** begin Data for the task **
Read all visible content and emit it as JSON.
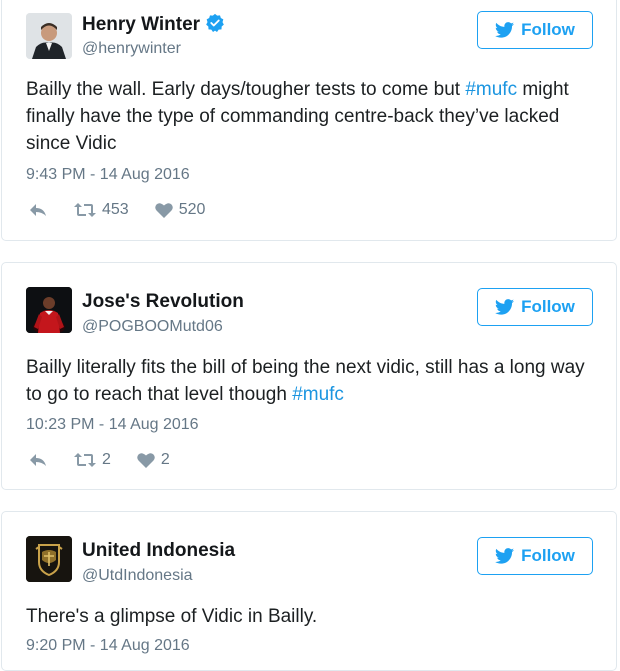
{
  "colors": {
    "accent": "#1da1f2",
    "hashtag": "#1b95e0",
    "muted": "#657786",
    "border": "#e1e8ed"
  },
  "tweets": [
    {
      "name": "Henry Winter",
      "handle": "@henrywinter",
      "verified": true,
      "follow_label": "Follow",
      "text_before": "Bailly the wall. Early days/tougher tests to come but ",
      "hashtag": "#mufc",
      "text_after": " might finally have the type of commanding centre-back they’ve lacked since Vidic",
      "timestamp": "9:43 PM - 14 Aug 2016",
      "retweets": "453",
      "likes": "520",
      "avatar_icon": "person-in-suit-icon"
    },
    {
      "name": "Jose's Revolution",
      "handle": "@POGBOOMutd06",
      "verified": false,
      "follow_label": "Follow",
      "text_before": "Bailly literally fits the bill of being the next vidic, still has a long way to go to reach that level though ",
      "hashtag": "#mufc",
      "text_after": "",
      "timestamp": "10:23 PM - 14 Aug 2016",
      "retweets": "2",
      "likes": "2",
      "avatar_icon": "red-footballer-icon"
    },
    {
      "name": "United Indonesia",
      "handle": "@UtdIndonesia",
      "verified": false,
      "follow_label": "Follow",
      "text_before": "There's a glimpse of Vidic in Bailly.",
      "hashtag": "",
      "text_after": "",
      "timestamp": "9:20 PM - 14 Aug 2016",
      "avatar_icon": "club-crest-icon"
    }
  ]
}
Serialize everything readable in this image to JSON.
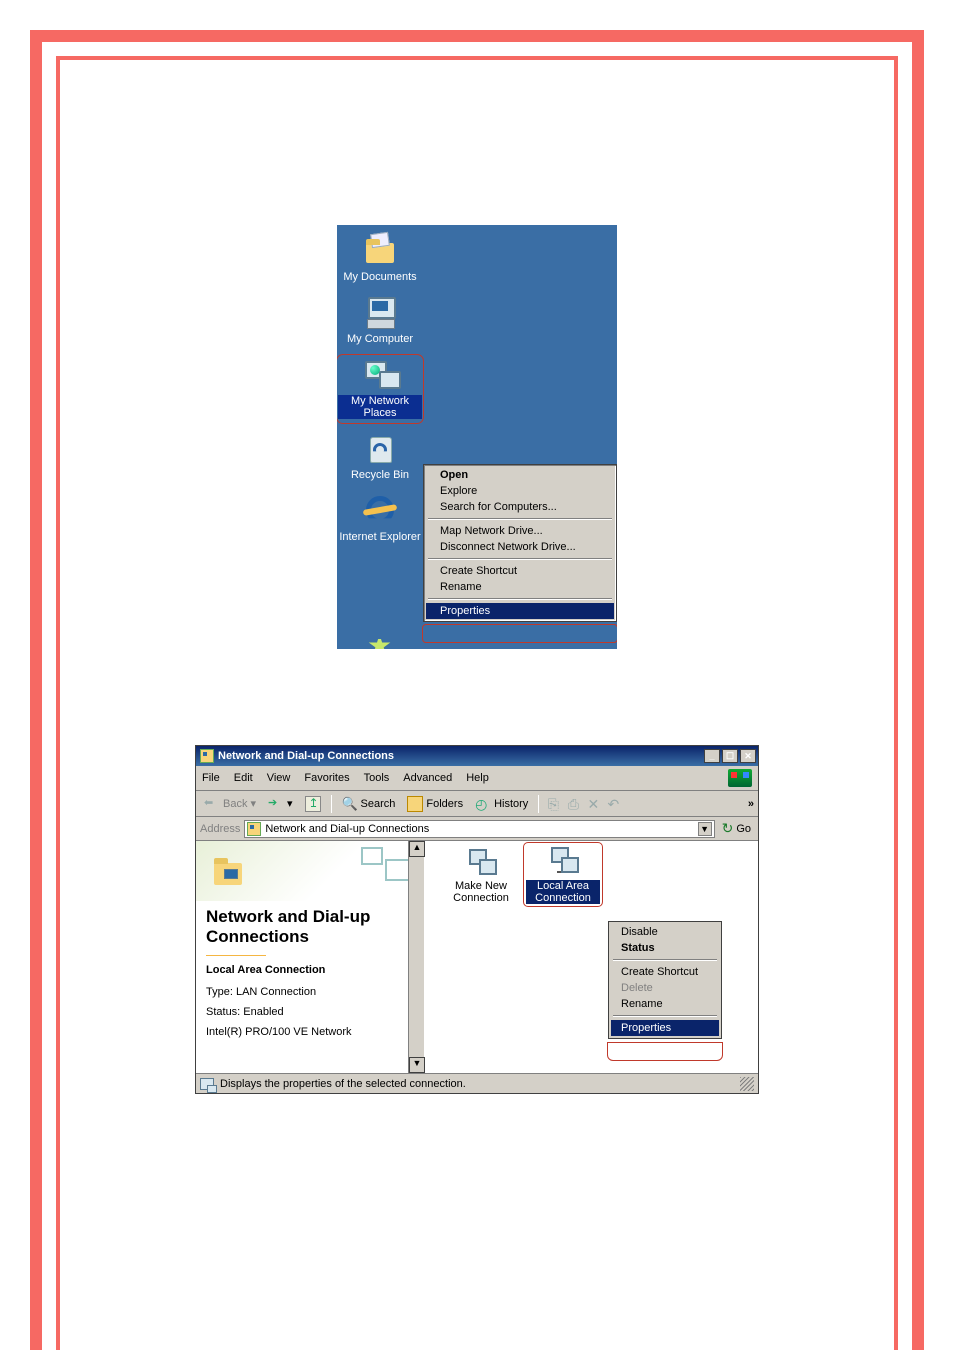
{
  "desktop": {
    "icons": [
      {
        "name": "my-documents",
        "label": "My Documents"
      },
      {
        "name": "my-computer",
        "label": "My Computer"
      },
      {
        "name": "my-network-places",
        "label": "My Network Places",
        "highlighted": true
      },
      {
        "name": "recycle-bin",
        "label": "Recycle Bin"
      },
      {
        "name": "internet-explorer",
        "label": "Internet Explorer"
      }
    ],
    "context_menu": {
      "items": [
        {
          "label": "Open",
          "bold": true
        },
        {
          "label": "Explore"
        },
        {
          "label": "Search for Computers..."
        },
        {
          "separator": true
        },
        {
          "label": "Map Network Drive..."
        },
        {
          "label": "Disconnect Network Drive..."
        },
        {
          "separator": true
        },
        {
          "label": "Create Shortcut"
        },
        {
          "label": "Rename"
        },
        {
          "separator": true
        },
        {
          "label": "Properties",
          "highlighted": true
        }
      ]
    }
  },
  "explorer": {
    "title": "Network and Dial-up Connections",
    "menus": [
      "File",
      "Edit",
      "View",
      "Favorites",
      "Tools",
      "Advanced",
      "Help"
    ],
    "toolbar": {
      "back": "Back",
      "search": "Search",
      "folders": "Folders",
      "history": "History",
      "more": "»"
    },
    "address": {
      "label": "Address",
      "value": "Network and Dial-up Connections",
      "go": "Go"
    },
    "leftpane": {
      "heading": "Network and Dial-up Connections",
      "subheading": "Local Area Connection",
      "type": "Type: LAN Connection",
      "status": "Status: Enabled",
      "adapter": "Intel(R) PRO/100 VE Network"
    },
    "icons": {
      "make_new": "Make New Connection",
      "lan": "Local Area Connection"
    },
    "context_menu": {
      "items": [
        {
          "label": "Disable"
        },
        {
          "label": "Status",
          "bold": true
        },
        {
          "separator": true
        },
        {
          "label": "Create Shortcut"
        },
        {
          "label": "Delete",
          "disabled": true
        },
        {
          "label": "Rename"
        },
        {
          "separator": true
        },
        {
          "label": "Properties",
          "highlighted": true
        }
      ]
    },
    "statusbar": "Displays the properties of the selected connection."
  }
}
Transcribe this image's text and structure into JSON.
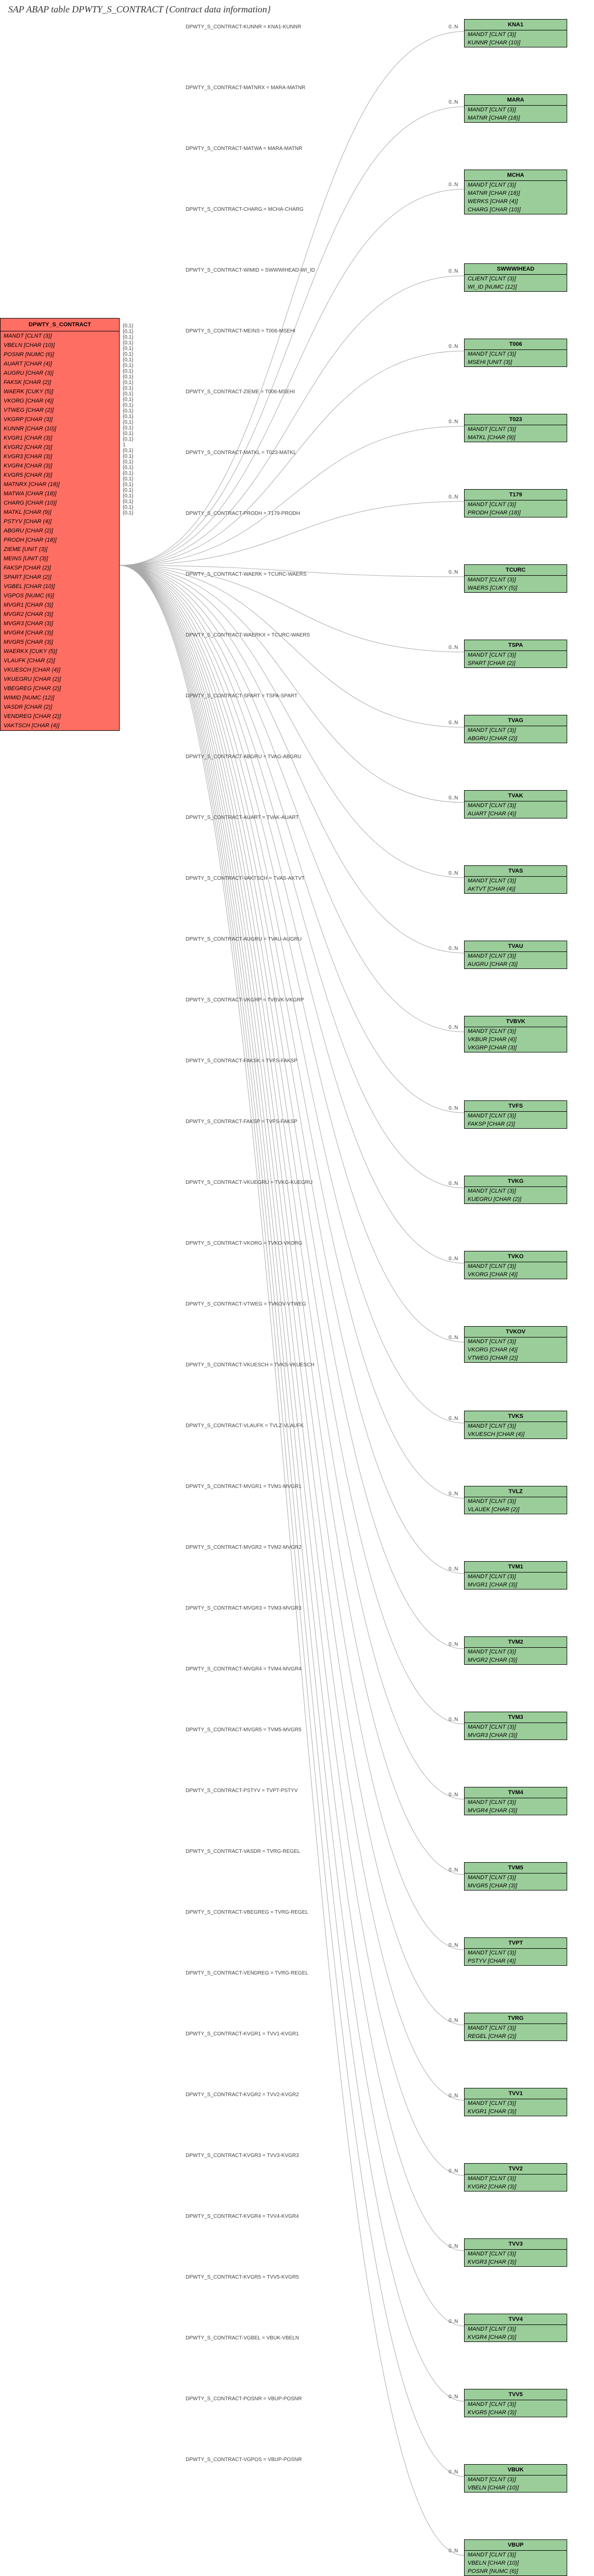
{
  "title": "SAP ABAP table DPWTY_S_CONTRACT {Contract data information}",
  "main": {
    "name": "DPWTY_S_CONTRACT",
    "fields": [
      "MANDT [CLNT (3)]",
      "VBELN [CHAR (10)]",
      "POSNR [NUMC (6)]",
      "AUART [CHAR (4)]",
      "AUGRU [CHAR (3)]",
      "FAKSK [CHAR (2)]",
      "WAERK [CUKY (5)]",
      "VKORG [CHAR (4)]",
      "VTWEG [CHAR (2)]",
      "VKGRP [CHAR (3)]",
      "KUNNR [CHAR (10)]",
      "KVGR1 [CHAR (3)]",
      "KVGR2 [CHAR (3)]",
      "KVGR3 [CHAR (3)]",
      "KVGR4 [CHAR (3)]",
      "KVGR5 [CHAR (3)]",
      "MATNRX [CHAR (18)]",
      "MATWA [CHAR (18)]",
      "CHARG [CHAR (10)]",
      "MATKL [CHAR (9)]",
      "PSTYV [CHAR (4)]",
      "ABGRU [CHAR (2)]",
      "PRODH [CHAR (18)]",
      "ZIEME [UNIT (3)]",
      "MEINS [UNIT (3)]",
      "FAKSP [CHAR (2)]",
      "SPART [CHAR (2)]",
      "VGBEL [CHAR (10)]",
      "VGPOS [NUMC (6)]",
      "MVGR1 [CHAR (3)]",
      "MVGR2 [CHAR (3)]",
      "MVGR3 [CHAR (3)]",
      "MVGR4 [CHAR (3)]",
      "MVGR5 [CHAR (3)]",
      "WAERKX [CUKY (5)]",
      "VLAUFK [CHAR (2)]",
      "VKUESCH [CHAR (4)]",
      "VKUEGRU [CHAR (2)]",
      "VBEGREG [CHAR (2)]",
      "WIMID [NUMC (12)]",
      "VASDR [CHAR (2)]",
      "VENDREG [CHAR (2)]",
      "VAKTSCH [CHAR (4)]"
    ]
  },
  "refs": [
    {
      "name": "KNA1",
      "fields": [
        "MANDT [CLNT (3)]",
        "KUNNR [CHAR (10)]"
      ],
      "label": "DPWTY_S_CONTRACT-KUNNR = KNA1-KUNNR",
      "card1": "{0,1}",
      "card2": "0..N"
    },
    {
      "name": "MARA",
      "fields": [
        "MANDT [CLNT (3)]",
        "MATNR [CHAR (18)]"
      ],
      "label": "DPWTY_S_CONTRACT-MATNRX = MARA-MATNR",
      "card1": "{0,1}",
      "card2": "0..N"
    },
    {
      "name": "MCHA",
      "fields": [
        "MANDT [CLNT (3)]",
        "MATNR [CHAR (18)]",
        "WERKS [CHAR (4)]",
        "CHARG [CHAR (10)]"
      ],
      "label": "DPWTY_S_CONTRACT-MATWA = MARA-MATNR",
      "card1": "{0,1}",
      "card2": "0..N"
    },
    {
      "name": "SWWWIHEAD",
      "fields": [
        "CLIENT [CLNT (3)]",
        "WI_ID [NUMC (12)]"
      ],
      "label": "DPWTY_S_CONTRACT-CHARG = MCHA-CHARG",
      "card1": "{0,1}",
      "card2": "0..N"
    },
    {
      "name": "T006",
      "fields": [
        "MANDT [CLNT (3)]",
        "MSEHI [UNIT (3)]"
      ],
      "label": "DPWTY_S_CONTRACT-WIMID = SWWWIHEAD-WI_ID",
      "card1": "{0,1}",
      "card2": "0..N"
    },
    {
      "name": "T023",
      "fields": [
        "MANDT [CLNT (3)]",
        "MATKL [CHAR (9)]"
      ],
      "label": "DPWTY_S_CONTRACT-MEINS = T006-MSEHI",
      "card1": "{0,1}",
      "card2": "0..N"
    },
    {
      "name": "T179",
      "fields": [
        "MANDT [CLNT (3)]",
        "PRODH [CHAR (18)]"
      ],
      "label": "DPWTY_S_CONTRACT-ZIEME = T006-MSEHI",
      "card1": "{0,1}",
      "card2": "0..N"
    },
    {
      "name": "TCURC",
      "fields": [
        "MANDT [CLNT (3)]",
        "WAERS [CUKY (5)]"
      ],
      "label": "DPWTY_S_CONTRACT-MATKL = T023-MATKL",
      "card1": "{0,1}",
      "card2": "0..N"
    },
    {
      "name": "TSPA",
      "fields": [
        "MANDT [CLNT (3)]",
        "SPART [CHAR (2)]"
      ],
      "label": "DPWTY_S_CONTRACT-PRODH = T179-PRODH",
      "card1": "{0,1}",
      "card2": "0..N"
    },
    {
      "name": "TVAG",
      "fields": [
        "MANDT [CLNT (3)]",
        "ABGRU [CHAR (2)]"
      ],
      "label": "DPWTY_S_CONTRACT-WAERK = TCURC-WAERS",
      "card1": "{0,1}",
      "card2": "0..N"
    },
    {
      "name": "TVAK",
      "fields": [
        "MANDT [CLNT (3)]",
        "AUART [CHAR (4)]"
      ],
      "label": "DPWTY_S_CONTRACT-WAERKX = TCURC-WAERS",
      "card1": "{0,1}",
      "card2": "0..N"
    },
    {
      "name": "TVAS",
      "fields": [
        "MANDT [CLNT (3)]",
        "AKTVT [CHAR (4)]"
      ],
      "label": "DPWTY_S_CONTRACT-SPART = TSPA-SPART",
      "card1": "{0,1}",
      "card2": "0..N"
    },
    {
      "name": "TVAU",
      "fields": [
        "MANDT [CLNT (3)]",
        "AUGRU [CHAR (3)]"
      ],
      "label": "DPWTY_S_CONTRACT-ABGRU = TVAG-ABGRU",
      "card1": "{0,1}",
      "card2": "0..N"
    },
    {
      "name": "TVBVK",
      "fields": [
        "MANDT [CLNT (3)]",
        "VKBUR [CHAR (4)]",
        "VKGRP [CHAR (3)]"
      ],
      "label": "DPWTY_S_CONTRACT-AUART = TVAK-AUART",
      "card1": "{0,1}",
      "card2": "0..N"
    },
    {
      "name": "TVFS",
      "fields": [
        "MANDT [CLNT (3)]",
        "FAKSP [CHAR (2)]"
      ],
      "label": "DPWTY_S_CONTRACT-VAKTSCH = TVAS-AKTVT",
      "card1": "{0,1}",
      "card2": "0..N"
    },
    {
      "name": "TVKG",
      "fields": [
        "MANDT [CLNT (3)]",
        "KUEGRU [CHAR (2)]"
      ],
      "label": "DPWTY_S_CONTRACT-AUGRU = TVAU-AUGRU",
      "card1": "{0,1}",
      "card2": "0..N"
    },
    {
      "name": "TVKO",
      "fields": [
        "MANDT [CLNT (3)]",
        "VKORG [CHAR (4)]"
      ],
      "label": "DPWTY_S_CONTRACT-VKGRP = TVBVK-VKGRP",
      "card1": "{0,1}",
      "card2": "0..N"
    },
    {
      "name": "TVKOV",
      "fields": [
        "MANDT [CLNT (3)]",
        "VKORG [CHAR (4)]",
        "VTWEG [CHAR (2)]"
      ],
      "label": "DPWTY_S_CONTRACT-FAKSK = TVFS-FAKSP",
      "card1": "{0,1}",
      "card2": "0..N"
    },
    {
      "name": "TVKS",
      "fields": [
        "MANDT [CLNT (3)]",
        "VKUESCH [CHAR (4)]"
      ],
      "label": "DPWTY_S_CONTRACT-FAKSP = TVFS-FAKSP",
      "card1": "{0,1}",
      "card2": "0..N"
    },
    {
      "name": "TVLZ",
      "fields": [
        "MANDT [CLNT (3)]",
        "VLAUEK [CHAR (2)]"
      ],
      "label": "DPWTY_S_CONTRACT-VKUEGRU = TVKG-KUEGRU",
      "card1": "{0,1}",
      "card2": "0..N"
    },
    {
      "name": "TVM1",
      "fields": [
        "MANDT [CLNT (3)]",
        "MVGR1 [CHAR (3)]"
      ],
      "label": "DPWTY_S_CONTRACT-VKORG = TVKO-VKORG",
      "card1": "{0,1}",
      "card2": "0..N"
    },
    {
      "name": "TVM2",
      "fields": [
        "MANDT [CLNT (3)]",
        "MVGR2 [CHAR (3)]"
      ],
      "label": "DPWTY_S_CONTRACT-VTWEG = TVKOV-VTWEG",
      "card1": "1",
      "card2": "0..N"
    },
    {
      "name": "TVM3",
      "fields": [
        "MANDT [CLNT (3)]",
        "MVGR3 [CHAR (3)]"
      ],
      "label": "DPWTY_S_CONTRACT-VKUESCH = TVKS-VKUESCH",
      "card1": "{0,1}",
      "card2": "0..N"
    },
    {
      "name": "TVM4",
      "fields": [
        "MANDT [CLNT (3)]",
        "MVGR4 [CHAR (3)]"
      ],
      "label": "DPWTY_S_CONTRACT-VLAUFK = TVLZ-VLAUFK",
      "card1": "{0,1}",
      "card2": "0..N"
    },
    {
      "name": "TVM5",
      "fields": [
        "MANDT [CLNT (3)]",
        "MVGR5 [CHAR (3)]"
      ],
      "label": "DPWTY_S_CONTRACT-MVGR1 = TVM1-MVGR1",
      "card1": "{0,1}",
      "card2": "0..N"
    },
    {
      "name": "TVPT",
      "fields": [
        "MANDT [CLNT (3)]",
        "PSTYV [CHAR (4)]"
      ],
      "label": "DPWTY_S_CONTRACT-MVGR2 = TVM2-MVGR2",
      "card1": "{0,1}",
      "card2": "0..N"
    },
    {
      "name": "TVRG",
      "fields": [
        "MANDT [CLNT (3)]",
        "REGEL [CHAR (2)]"
      ],
      "label": "DPWTY_S_CONTRACT-MVGR3 = TVM3-MVGR3",
      "card1": "{0,1}",
      "card2": "0..N"
    },
    {
      "name": "TVV1",
      "fields": [
        "MANDT [CLNT (3)]",
        "KVGR1 [CHAR (3)]"
      ],
      "label": "DPWTY_S_CONTRACT-MVGR4 = TVM4-MVGR4",
      "card1": "{0,1}",
      "card2": "0..N"
    },
    {
      "name": "TVV2",
      "fields": [
        "MANDT [CLNT (3)]",
        "KVGR2 [CHAR (3)]"
      ],
      "label": "DPWTY_S_CONTRACT-MVGR5 = TVM5-MVGR5",
      "card1": "{0,1}",
      "card2": "0..N"
    },
    {
      "name": "TVV3",
      "fields": [
        "MANDT [CLNT (3)]",
        "KVGR3 [CHAR (3)]"
      ],
      "label": "DPWTY_S_CONTRACT-PSTYV = TVPT-PSTYV",
      "card1": "{0,1}",
      "card2": "0..N"
    },
    {
      "name": "TVV4",
      "fields": [
        "MANDT [CLNT (3)]",
        "KVGR4 [CHAR (3)]"
      ],
      "label": "DPWTY_S_CONTRACT-VASDR = TVRG-REGEL",
      "card1": "{0,1}",
      "card2": "0..N"
    },
    {
      "name": "TVV5",
      "fields": [
        "MANDT [CLNT (3)]",
        "KVGR5 [CHAR (3)]"
      ],
      "label": "DPWTY_S_CONTRACT-VBEGREG = TVRG-REGEL",
      "card1": "{0,1}",
      "card2": "0..N"
    },
    {
      "name": "VBUK",
      "fields": [
        "MANDT [CLNT (3)]",
        "VBELN [CHAR (10)]"
      ],
      "label": "DPWTY_S_CONTRACT-VENDREG = TVRG-REGEL",
      "card1": "{0,1}",
      "card2": "0..N"
    },
    {
      "name": "VBUP",
      "fields": [
        "MANDT [CLNT (3)]",
        "VBELN [CHAR (10)]",
        "POSNR [NUMC (6)]"
      ],
      "label": "DPWTY_S_CONTRACT-KVGR1 = TVV1-KVGR1",
      "card1": "{0,1}",
      "card2": "0..N"
    }
  ],
  "extra_labels": [
    "DPWTY_S_CONTRACT-KVGR2 = TVV2-KVGR2",
    "DPWTY_S_CONTRACT-KVGR3 = TVV3-KVGR3",
    "DPWTY_S_CONTRACT-KVGR4 = TVV4-KVGR4",
    "DPWTY_S_CONTRACT-KVGR5 = TVV5-KVGR5",
    "DPWTY_S_CONTRACT-VGBEL = VBUK-VBELN",
    "DPWTY_S_CONTRACT-POSNR = VBUP-POSNR",
    "DPWTY_S_CONTRACT-VGPOS = VBUP-POSNR"
  ],
  "colors": {
    "main": "#ff6e63",
    "ref": "#9acd9a",
    "line": "#aaaaaa"
  }
}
** end Data for the task **
Write down only how many lines in the listing contain the word "VGPOS".

## Exercise solution:
2